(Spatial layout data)
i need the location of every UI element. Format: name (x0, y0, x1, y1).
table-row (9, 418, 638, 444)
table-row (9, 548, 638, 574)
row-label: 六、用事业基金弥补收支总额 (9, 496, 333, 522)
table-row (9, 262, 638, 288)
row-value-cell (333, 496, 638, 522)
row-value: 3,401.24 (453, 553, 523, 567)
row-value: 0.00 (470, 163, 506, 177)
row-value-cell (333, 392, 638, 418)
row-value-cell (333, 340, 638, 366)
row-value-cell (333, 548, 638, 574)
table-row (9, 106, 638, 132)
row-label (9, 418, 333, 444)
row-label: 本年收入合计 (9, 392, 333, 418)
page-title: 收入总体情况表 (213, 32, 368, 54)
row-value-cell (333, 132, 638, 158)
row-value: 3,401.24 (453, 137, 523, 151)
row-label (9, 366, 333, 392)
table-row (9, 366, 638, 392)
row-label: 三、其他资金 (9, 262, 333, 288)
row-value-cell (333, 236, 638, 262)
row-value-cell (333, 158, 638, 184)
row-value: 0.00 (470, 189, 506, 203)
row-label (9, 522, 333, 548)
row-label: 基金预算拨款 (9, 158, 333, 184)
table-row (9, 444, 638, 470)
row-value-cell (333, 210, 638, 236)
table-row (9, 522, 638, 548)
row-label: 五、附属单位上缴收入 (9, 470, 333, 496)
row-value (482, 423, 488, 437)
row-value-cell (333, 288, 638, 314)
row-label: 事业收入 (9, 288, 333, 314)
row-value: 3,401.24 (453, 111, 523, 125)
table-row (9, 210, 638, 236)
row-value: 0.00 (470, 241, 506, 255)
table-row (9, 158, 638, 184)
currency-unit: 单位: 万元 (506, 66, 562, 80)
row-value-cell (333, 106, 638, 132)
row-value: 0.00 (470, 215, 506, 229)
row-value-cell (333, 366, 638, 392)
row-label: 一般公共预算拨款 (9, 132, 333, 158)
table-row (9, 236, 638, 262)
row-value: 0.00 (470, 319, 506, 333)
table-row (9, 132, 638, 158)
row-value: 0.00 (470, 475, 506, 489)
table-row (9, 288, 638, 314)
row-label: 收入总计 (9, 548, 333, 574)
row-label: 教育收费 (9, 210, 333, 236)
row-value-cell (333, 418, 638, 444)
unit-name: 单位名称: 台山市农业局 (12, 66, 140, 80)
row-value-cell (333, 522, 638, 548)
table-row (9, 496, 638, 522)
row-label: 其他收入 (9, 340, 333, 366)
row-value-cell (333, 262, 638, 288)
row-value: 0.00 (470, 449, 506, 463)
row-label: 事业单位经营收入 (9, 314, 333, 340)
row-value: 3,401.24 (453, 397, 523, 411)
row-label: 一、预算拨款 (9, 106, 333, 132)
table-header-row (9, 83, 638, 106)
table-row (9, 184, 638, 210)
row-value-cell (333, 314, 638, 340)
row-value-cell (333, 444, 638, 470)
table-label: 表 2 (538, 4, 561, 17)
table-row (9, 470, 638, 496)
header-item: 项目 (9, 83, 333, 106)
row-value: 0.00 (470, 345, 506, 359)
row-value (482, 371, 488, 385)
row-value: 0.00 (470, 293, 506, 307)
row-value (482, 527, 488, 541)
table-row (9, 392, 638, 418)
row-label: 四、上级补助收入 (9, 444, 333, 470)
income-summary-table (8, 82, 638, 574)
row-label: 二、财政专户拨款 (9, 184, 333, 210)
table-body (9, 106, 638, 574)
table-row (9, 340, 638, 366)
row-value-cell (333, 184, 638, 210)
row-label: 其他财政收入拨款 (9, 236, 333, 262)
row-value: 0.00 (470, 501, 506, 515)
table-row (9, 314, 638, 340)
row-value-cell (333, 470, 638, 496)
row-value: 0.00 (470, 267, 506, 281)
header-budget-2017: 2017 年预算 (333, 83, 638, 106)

WORK REQUIRED: Lay out the lines from the first one through the line containing "row-value (482, 423, 488, 437)", both ends included, as a Markdown table with the columns "No." and "Entry", skipping any blank lines.

FINAL ANSWER:
| No. | Entry |
|---|---|
| 1 | i need the location of every UI element. Format: name (x0, y0, x1, y1). |
| 2 | table-row (9, 418, 638, 444) |
| 3 | table-row (9, 548, 638, 574) |
| 4 | row-label: 六、用事业基金弥补收支总额 (9, 496, 333, 522) |
| 5 | table-row (9, 262, 638, 288) |
| 6 | row-value-cell (333, 496, 638, 522) |
| 7 | row-value: 3,401.24 (453, 553, 523, 567) |
| 8 | row-value: 0.00 (470, 163, 506, 177) |
| 9 | row-value-cell (333, 392, 638, 418) |
| 10 | row-value-cell (333, 340, 638, 366) |
| 11 | row-value-cell (333, 548, 638, 574) |
| 12 | table-row (9, 106, 638, 132) |
| 13 | row-label (9, 418, 333, 444) |
| 14 | row-label: 本年收入合计 (9, 392, 333, 418) |
| 15 | page-title: 收入总体情况表 (213, 32, 368, 54) |
| 16 | row-value-cell (333, 132, 638, 158) |
| 17 | row-value: 3,401.24 (453, 137, 523, 151) |
| 18 | row-label (9, 366, 333, 392) |
| 19 | table-row (9, 366, 638, 392) |
| 20 | row-label: 三、其他资金 (9, 262, 333, 288) |
| 21 | row-value-cell (333, 236, 638, 262) |
| 22 | row-value-cell (333, 158, 638, 184) |
| 23 | row-value: 0.00 (470, 189, 506, 203) |
| 24 | row-label (9, 522, 333, 548) |
| 25 | row-label: 基金预算拨款 (9, 158, 333, 184) |
| 26 | table-row (9, 444, 638, 470) |
| 27 | row-value-cell (333, 210, 638, 236) |
| 28 | table-row (9, 522, 638, 548) |
| 29 | row-label: 五、附属单位上缴收入 (9, 470, 333, 496) |
| 30 | row-value (482, 423, 488, 437) |